Tally all lines containing the word "период". Give the number alone.

» Saved entries
## Start

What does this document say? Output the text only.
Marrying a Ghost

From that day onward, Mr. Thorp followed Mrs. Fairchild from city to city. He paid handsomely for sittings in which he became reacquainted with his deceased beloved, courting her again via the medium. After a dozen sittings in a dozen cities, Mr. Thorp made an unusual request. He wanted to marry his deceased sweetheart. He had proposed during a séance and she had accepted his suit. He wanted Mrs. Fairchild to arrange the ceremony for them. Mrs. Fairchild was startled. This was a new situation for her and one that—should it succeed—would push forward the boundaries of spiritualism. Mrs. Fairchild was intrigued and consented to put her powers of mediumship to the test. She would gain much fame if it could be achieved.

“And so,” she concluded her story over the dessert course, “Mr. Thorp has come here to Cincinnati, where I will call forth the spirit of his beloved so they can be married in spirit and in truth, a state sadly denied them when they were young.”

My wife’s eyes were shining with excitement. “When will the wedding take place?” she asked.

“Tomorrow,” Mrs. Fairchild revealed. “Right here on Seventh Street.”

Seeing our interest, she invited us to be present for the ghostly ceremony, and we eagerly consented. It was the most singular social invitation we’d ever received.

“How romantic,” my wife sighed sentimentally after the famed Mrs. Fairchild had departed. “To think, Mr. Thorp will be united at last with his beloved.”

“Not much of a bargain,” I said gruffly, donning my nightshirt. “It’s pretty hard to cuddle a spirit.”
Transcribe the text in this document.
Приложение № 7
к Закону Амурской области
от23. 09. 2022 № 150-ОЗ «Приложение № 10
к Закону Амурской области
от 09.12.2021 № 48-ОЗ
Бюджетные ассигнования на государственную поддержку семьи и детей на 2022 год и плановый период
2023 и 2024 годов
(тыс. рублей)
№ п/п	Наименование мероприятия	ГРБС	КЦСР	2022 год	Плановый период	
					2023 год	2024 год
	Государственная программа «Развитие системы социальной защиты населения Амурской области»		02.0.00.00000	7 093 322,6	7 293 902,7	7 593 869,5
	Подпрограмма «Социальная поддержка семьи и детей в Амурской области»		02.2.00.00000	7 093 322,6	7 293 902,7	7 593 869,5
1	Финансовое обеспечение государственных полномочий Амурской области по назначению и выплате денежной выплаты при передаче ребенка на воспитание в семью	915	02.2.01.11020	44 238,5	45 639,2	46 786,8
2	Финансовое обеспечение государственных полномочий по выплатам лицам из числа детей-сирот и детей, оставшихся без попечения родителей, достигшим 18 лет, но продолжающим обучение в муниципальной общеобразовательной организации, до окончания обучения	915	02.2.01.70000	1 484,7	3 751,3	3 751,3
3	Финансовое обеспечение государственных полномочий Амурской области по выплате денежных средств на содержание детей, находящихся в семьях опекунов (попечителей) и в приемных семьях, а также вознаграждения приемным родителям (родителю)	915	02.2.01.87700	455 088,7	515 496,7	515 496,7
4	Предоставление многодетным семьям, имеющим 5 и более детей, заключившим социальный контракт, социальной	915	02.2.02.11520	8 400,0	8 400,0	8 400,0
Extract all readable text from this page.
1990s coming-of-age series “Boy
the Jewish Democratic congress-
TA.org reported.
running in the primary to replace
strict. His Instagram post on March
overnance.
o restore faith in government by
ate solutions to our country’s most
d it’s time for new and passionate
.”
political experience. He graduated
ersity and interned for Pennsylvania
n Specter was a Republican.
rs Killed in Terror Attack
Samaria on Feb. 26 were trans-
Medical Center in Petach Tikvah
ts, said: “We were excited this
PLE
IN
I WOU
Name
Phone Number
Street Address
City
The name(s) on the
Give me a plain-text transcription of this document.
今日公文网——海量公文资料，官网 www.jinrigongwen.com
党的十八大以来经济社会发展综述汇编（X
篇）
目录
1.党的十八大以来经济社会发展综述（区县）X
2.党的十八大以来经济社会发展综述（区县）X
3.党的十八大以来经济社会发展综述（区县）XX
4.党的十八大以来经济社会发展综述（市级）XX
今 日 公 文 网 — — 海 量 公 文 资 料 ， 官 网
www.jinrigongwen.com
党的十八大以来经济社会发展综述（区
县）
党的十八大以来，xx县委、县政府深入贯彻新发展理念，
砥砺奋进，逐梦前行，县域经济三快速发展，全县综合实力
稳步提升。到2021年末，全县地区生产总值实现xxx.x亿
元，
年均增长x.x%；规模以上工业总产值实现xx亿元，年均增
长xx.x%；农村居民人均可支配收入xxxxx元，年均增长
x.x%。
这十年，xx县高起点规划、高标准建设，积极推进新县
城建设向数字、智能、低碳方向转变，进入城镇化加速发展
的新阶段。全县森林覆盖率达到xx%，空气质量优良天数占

## End

» Written response
2